* _Stated problem_
Below are some records; give them all again exactly, but not the pictures.
## START Items
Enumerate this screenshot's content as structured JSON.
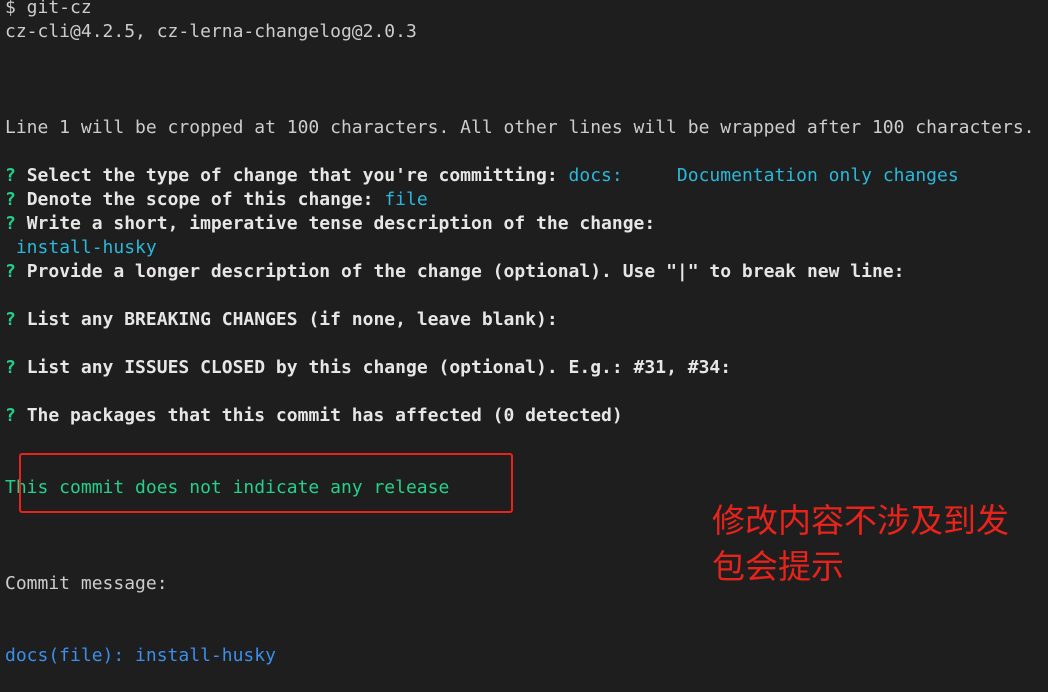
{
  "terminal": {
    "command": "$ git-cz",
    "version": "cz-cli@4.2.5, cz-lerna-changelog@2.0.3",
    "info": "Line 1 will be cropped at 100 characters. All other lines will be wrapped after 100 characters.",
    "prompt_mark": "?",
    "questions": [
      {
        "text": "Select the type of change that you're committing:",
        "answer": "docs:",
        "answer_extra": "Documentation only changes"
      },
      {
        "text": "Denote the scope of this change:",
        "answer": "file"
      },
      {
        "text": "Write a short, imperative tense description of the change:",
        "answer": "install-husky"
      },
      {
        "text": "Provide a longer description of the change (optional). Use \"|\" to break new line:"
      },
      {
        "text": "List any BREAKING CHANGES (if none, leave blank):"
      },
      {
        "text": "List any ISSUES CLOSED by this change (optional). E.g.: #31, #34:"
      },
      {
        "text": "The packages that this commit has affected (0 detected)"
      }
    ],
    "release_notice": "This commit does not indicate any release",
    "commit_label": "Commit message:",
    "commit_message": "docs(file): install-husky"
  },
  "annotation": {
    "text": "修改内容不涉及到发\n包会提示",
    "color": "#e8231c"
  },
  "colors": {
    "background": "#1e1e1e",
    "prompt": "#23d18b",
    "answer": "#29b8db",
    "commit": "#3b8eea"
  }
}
## END Items
* _Problem solution_
Enumerate this screenshot's content as structured JSON.
{
  "terminal": {
    "command": "$ git-cz",
    "version": "cz-cli@4.2.5, cz-lerna-changelog@2.0.3",
    "info": "Line 1 will be cropped at 100 characters. All other lines will be wrapped after 100 characters.",
    "prompt_mark": "?",
    "questions": [
      {
        "text": "Select the type of change that you're committing:",
        "answer": "docs:",
        "answer_extra": "Documentation only changes"
      },
      {
        "text": "Denote the scope of this change:",
        "answer": "file"
      },
      {
        "text": "Write a short, imperative tense description of the change:",
        "answer": "install-husky"
      },
      {
        "text": "Provide a longer description of the change (optional). Use \"|\" to break new line:"
      },
      {
        "text": "List any BREAKING CHANGES (if none, leave blank):"
      },
      {
        "text": "List any ISSUES CLOSED by this change (optional). E.g.: #31, #34:"
      },
      {
        "text": "The packages that this commit has affected (0 detected)"
      }
    ],
    "release_notice": "This commit does not indicate any release",
    "commit_label": "Commit message:",
    "commit_message": "docs(file): install-husky"
  },
  "annotation": {
    "text": "修改内容不涉及到发\n包会提示",
    "color": "#e8231c"
  },
  "colors": {
    "background": "#1e1e1e",
    "prompt": "#23d18b",
    "answer": "#29b8db",
    "commit": "#3b8eea"
  }
}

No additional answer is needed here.